Records for the exercise:
/---

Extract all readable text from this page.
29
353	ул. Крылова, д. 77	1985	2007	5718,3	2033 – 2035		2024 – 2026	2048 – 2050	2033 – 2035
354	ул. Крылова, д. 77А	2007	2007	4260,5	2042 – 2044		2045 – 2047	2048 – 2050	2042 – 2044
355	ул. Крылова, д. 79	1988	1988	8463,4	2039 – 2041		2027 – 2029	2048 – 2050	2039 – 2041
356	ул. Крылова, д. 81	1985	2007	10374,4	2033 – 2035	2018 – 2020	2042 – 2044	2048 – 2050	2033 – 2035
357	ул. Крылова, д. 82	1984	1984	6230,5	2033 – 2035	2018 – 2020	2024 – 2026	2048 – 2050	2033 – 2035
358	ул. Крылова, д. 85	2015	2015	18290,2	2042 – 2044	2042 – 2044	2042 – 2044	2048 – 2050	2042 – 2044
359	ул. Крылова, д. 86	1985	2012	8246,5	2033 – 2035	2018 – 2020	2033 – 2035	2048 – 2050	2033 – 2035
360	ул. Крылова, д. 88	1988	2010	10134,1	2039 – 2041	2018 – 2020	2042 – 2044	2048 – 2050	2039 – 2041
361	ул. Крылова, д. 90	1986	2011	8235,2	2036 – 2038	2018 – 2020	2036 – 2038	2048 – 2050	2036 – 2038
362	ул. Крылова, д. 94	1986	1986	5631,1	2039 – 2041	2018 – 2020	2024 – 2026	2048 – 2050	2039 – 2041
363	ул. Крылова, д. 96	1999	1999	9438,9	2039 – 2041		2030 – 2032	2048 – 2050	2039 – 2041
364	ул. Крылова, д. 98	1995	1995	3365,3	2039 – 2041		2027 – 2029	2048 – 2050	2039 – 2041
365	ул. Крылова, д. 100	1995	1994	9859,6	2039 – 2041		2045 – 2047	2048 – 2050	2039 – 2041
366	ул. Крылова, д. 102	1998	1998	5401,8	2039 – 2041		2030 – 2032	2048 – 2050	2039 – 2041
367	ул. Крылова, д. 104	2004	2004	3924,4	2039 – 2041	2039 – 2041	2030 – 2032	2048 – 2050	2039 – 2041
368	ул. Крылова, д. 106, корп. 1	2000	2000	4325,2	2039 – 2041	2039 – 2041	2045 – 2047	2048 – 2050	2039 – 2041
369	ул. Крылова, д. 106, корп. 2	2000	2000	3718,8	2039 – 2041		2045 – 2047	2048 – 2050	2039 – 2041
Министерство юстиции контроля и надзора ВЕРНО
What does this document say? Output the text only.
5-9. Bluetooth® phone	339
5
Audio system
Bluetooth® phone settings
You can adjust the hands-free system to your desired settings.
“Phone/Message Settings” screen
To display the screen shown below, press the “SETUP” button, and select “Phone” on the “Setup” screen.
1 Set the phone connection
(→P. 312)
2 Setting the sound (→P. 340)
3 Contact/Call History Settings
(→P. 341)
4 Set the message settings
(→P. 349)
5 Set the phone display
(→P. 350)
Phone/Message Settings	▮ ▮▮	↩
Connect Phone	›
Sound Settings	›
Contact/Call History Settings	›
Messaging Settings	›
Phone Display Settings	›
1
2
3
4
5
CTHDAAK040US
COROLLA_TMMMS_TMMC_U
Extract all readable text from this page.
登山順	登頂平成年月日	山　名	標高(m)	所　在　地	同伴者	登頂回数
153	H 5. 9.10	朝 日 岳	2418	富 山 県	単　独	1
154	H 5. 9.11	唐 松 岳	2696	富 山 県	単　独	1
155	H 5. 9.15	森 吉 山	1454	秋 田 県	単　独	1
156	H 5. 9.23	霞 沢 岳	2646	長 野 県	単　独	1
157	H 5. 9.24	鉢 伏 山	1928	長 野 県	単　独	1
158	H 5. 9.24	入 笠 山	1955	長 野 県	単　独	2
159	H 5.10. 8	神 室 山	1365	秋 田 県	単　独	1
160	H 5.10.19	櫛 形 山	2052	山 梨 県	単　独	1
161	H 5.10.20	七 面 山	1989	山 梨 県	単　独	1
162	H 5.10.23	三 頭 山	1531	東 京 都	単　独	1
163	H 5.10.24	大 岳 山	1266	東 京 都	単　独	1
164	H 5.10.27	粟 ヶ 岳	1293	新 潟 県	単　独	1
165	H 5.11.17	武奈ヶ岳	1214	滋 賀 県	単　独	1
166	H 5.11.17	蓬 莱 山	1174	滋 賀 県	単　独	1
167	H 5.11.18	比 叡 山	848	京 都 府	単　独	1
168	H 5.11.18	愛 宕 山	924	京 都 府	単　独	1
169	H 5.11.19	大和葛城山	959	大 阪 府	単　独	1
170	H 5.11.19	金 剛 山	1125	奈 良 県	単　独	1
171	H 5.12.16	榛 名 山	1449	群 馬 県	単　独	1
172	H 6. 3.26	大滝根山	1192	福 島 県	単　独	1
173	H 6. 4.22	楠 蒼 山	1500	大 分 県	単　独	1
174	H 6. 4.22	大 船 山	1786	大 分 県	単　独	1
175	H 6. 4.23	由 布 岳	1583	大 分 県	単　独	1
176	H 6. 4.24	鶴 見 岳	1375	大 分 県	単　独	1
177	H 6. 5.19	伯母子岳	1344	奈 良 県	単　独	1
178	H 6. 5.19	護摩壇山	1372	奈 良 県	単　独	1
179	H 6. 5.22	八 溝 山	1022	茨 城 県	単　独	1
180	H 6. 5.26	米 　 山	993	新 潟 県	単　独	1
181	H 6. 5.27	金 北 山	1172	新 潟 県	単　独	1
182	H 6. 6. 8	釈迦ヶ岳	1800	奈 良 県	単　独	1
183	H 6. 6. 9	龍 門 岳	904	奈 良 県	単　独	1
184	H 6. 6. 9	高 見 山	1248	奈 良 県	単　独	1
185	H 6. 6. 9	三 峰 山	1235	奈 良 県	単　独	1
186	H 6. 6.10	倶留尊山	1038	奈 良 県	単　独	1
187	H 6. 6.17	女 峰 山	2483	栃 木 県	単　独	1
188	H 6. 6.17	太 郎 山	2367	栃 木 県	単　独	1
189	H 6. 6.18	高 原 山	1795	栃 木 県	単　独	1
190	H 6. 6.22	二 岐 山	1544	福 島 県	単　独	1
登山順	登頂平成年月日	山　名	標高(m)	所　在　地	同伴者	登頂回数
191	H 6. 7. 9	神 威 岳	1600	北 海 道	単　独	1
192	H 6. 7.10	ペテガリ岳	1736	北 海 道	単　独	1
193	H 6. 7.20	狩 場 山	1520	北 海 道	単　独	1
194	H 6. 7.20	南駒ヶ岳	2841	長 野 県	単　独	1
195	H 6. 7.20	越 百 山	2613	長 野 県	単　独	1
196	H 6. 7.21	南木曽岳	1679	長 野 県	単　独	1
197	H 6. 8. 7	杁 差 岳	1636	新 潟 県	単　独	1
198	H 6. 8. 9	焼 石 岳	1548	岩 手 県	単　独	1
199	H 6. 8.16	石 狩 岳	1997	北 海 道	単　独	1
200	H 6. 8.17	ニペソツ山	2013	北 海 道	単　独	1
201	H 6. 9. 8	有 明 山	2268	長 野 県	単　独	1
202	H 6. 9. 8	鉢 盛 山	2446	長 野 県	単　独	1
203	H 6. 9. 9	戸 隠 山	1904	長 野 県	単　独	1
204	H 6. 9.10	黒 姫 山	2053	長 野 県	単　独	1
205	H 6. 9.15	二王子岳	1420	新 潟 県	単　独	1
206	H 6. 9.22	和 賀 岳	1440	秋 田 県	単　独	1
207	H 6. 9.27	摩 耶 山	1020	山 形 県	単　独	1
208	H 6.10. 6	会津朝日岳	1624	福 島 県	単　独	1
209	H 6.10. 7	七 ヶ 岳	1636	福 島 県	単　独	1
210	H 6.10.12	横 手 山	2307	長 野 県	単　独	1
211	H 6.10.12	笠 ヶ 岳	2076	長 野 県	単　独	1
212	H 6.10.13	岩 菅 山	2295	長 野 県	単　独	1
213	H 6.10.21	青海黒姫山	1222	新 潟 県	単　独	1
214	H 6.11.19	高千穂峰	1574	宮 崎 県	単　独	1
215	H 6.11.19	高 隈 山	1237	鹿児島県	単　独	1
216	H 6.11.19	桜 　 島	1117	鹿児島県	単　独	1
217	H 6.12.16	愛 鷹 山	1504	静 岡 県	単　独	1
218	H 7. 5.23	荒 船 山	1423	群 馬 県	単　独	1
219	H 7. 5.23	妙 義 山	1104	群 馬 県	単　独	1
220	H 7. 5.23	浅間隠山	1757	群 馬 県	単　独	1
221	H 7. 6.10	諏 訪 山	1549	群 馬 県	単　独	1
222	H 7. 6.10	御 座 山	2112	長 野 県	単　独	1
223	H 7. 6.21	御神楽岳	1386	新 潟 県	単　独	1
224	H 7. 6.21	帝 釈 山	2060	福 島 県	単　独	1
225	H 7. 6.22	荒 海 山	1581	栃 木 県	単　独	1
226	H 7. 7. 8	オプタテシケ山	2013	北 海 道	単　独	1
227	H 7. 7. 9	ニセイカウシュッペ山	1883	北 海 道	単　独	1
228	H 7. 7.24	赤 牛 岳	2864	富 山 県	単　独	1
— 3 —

\---

Filter the entries down to the lines containing "Call". Copy each of those lines.

3 Contact/Call History Settings
Contact/Call History Settings	›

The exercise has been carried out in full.